**GIVEN DATA**

--- Start ---

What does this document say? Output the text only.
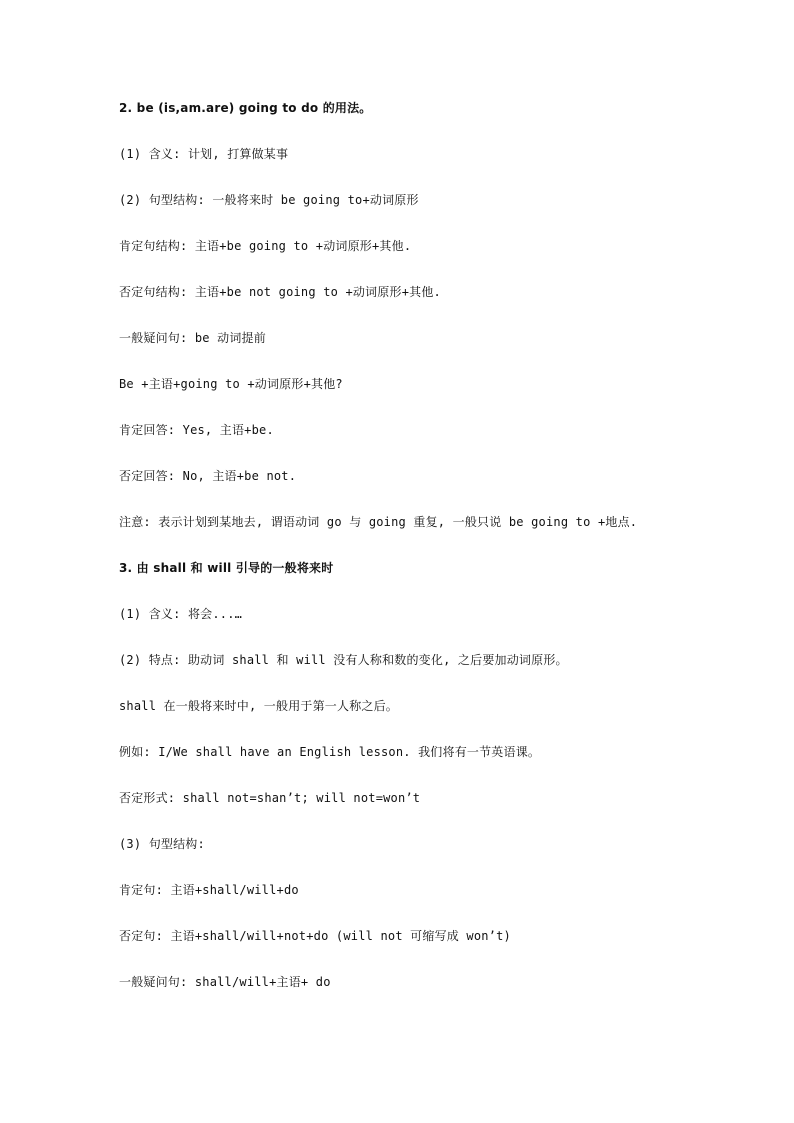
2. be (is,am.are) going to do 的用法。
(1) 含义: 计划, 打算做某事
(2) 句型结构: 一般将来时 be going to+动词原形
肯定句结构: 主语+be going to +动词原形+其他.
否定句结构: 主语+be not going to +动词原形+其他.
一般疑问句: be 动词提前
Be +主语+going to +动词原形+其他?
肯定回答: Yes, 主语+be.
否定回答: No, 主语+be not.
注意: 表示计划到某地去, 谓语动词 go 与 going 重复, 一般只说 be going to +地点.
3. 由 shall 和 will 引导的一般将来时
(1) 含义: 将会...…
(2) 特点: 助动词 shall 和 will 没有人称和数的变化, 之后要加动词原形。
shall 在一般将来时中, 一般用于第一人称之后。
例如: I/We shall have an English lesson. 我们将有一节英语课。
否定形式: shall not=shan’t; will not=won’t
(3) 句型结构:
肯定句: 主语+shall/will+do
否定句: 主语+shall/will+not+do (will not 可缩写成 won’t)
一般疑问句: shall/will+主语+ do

--- End ---

**TO DO**
Repeat the entries exactly. Pictures are excluded from the copy.

**THE RESPONSE**
What does this document say? Output the text only.
2. be (is,am.are) going to do 的用法。
(1) 含义: 计划, 打算做某事
(2) 句型结构: 一般将来时 be going to+动词原形
肯定句结构: 主语+be going to +动词原形+其他.
否定句结构: 主语+be not going to +动词原形+其他.
一般疑问句: be 动词提前
Be +主语+going to +动词原形+其他?
肯定回答: Yes, 主语+be.
否定回答: No, 主语+be not.
注意: 表示计划到某地去, 谓语动词 go 与 going 重复, 一般只说 be going to +地点.
3. 由 shall 和 will 引导的一般将来时
(1) 含义: 将会...…
(2) 特点: 助动词 shall 和 will 没有人称和数的变化, 之后要加动词原形。
shall 在一般将来时中, 一般用于第一人称之后。
例如: I/We shall have an English lesson. 我们将有一节英语课。
否定形式: shall not=shan’t; will not=won’t
(3) 句型结构:
肯定句: 主语+shall/will+do
否定句: 主语+shall/will+not+do (will not 可缩写成 won’t)
一般疑问句: shall/will+主语+ do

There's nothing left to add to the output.